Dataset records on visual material
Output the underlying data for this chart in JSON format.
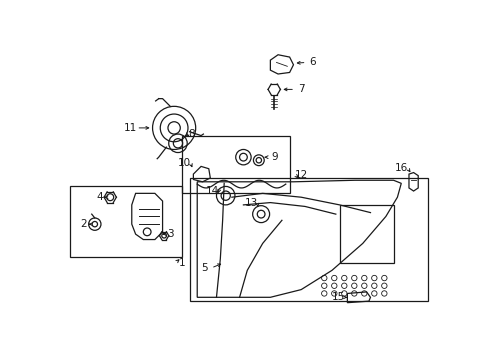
{
  "bg_color": "#ffffff",
  "line_color": "#1a1a1a",
  "fig_width": 4.9,
  "fig_height": 3.6,
  "dpi": 100
}
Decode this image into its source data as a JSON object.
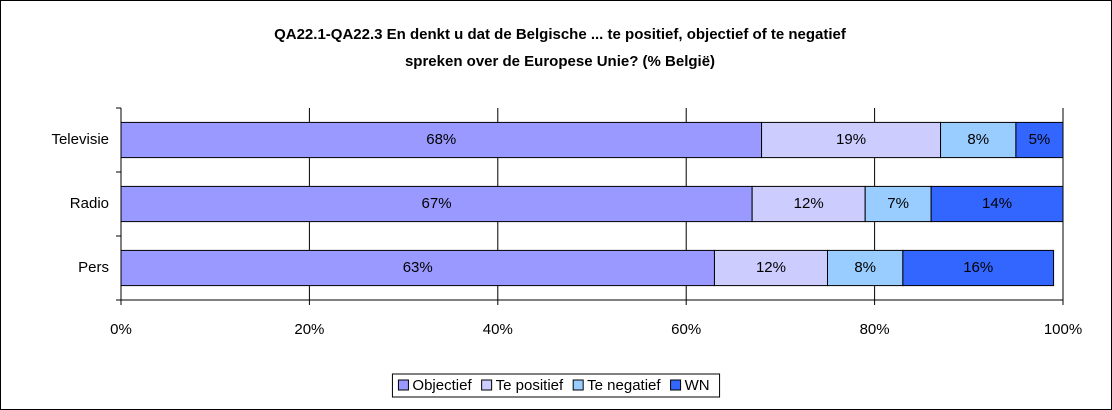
{
  "chart_data": {
    "type": "stacked-bar-horizontal",
    "title": [
      "QA22.1-QA22.3 En denkt u dat de Belgische ... te positief, objectief of te negatief",
      "spreken over de Europese Unie? (% België)"
    ],
    "categories": [
      "Televisie",
      "Radio",
      "Pers"
    ],
    "series": [
      {
        "name": "Objectief",
        "color": "#9999ff",
        "values": [
          68,
          67,
          63
        ],
        "value_labels": [
          "68%",
          "67%",
          "63%"
        ]
      },
      {
        "name": "Te positief",
        "color": "#ccccff",
        "values": [
          19,
          12,
          12
        ],
        "value_labels": [
          "19%",
          "12%",
          "12%"
        ]
      },
      {
        "name": "Te negatief",
        "color": "#99ccff",
        "values": [
          8,
          7,
          8
        ],
        "value_labels": [
          "8%",
          "7%",
          "8%"
        ]
      },
      {
        "name": "WN",
        "color": "#3366ff",
        "values": [
          5,
          14,
          16
        ],
        "value_labels": [
          "5%",
          "14%",
          "16%"
        ]
      }
    ],
    "xlim": [
      0,
      100
    ],
    "xticks": [
      {
        "value": 0,
        "label": "0%"
      },
      {
        "value": 20,
        "label": "20%"
      },
      {
        "value": 40,
        "label": "40%"
      },
      {
        "value": 60,
        "label": "60%"
      },
      {
        "value": 80,
        "label": "80%"
      },
      {
        "value": 100,
        "label": "100%"
      }
    ],
    "grid": true,
    "legend": "bottom"
  }
}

### What is being asked
Give an exact reproduction of every line, leaving out any picture.

### Task output
Output the underlying data for this chart in JSON format.
{
  "bg_color": "#ffffff",
  "line_color": "#1a1a1a",
  "fig_width": 4.9,
  "fig_height": 3.6,
  "dpi": 100
}
Decode this image into its source data as a JSON object.
{
  "chart_data": {
    "type": "stacked-bar-horizontal",
    "title": [
      "QA22.1-QA22.3 En denkt u dat de Belgische ... te positief, objectief of te negatief",
      "spreken over de Europese Unie? (% België)"
    ],
    "categories": [
      "Televisie",
      "Radio",
      "Pers"
    ],
    "series": [
      {
        "name": "Objectief",
        "color": "#9999ff",
        "values": [
          68,
          67,
          63
        ],
        "value_labels": [
          "68%",
          "67%",
          "63%"
        ]
      },
      {
        "name": "Te positief",
        "color": "#ccccff",
        "values": [
          19,
          12,
          12
        ],
        "value_labels": [
          "19%",
          "12%",
          "12%"
        ]
      },
      {
        "name": "Te negatief",
        "color": "#99ccff",
        "values": [
          8,
          7,
          8
        ],
        "value_labels": [
          "8%",
          "7%",
          "8%"
        ]
      },
      {
        "name": "WN",
        "color": "#3366ff",
        "values": [
          5,
          14,
          16
        ],
        "value_labels": [
          "5%",
          "14%",
          "16%"
        ]
      }
    ],
    "xlim": [
      0,
      100
    ],
    "xticks": [
      {
        "value": 0,
        "label": "0%"
      },
      {
        "value": 20,
        "label": "20%"
      },
      {
        "value": 40,
        "label": "40%"
      },
      {
        "value": 60,
        "label": "60%"
      },
      {
        "value": 80,
        "label": "80%"
      },
      {
        "value": 100,
        "label": "100%"
      }
    ],
    "grid": true,
    "legend": "bottom"
  }
}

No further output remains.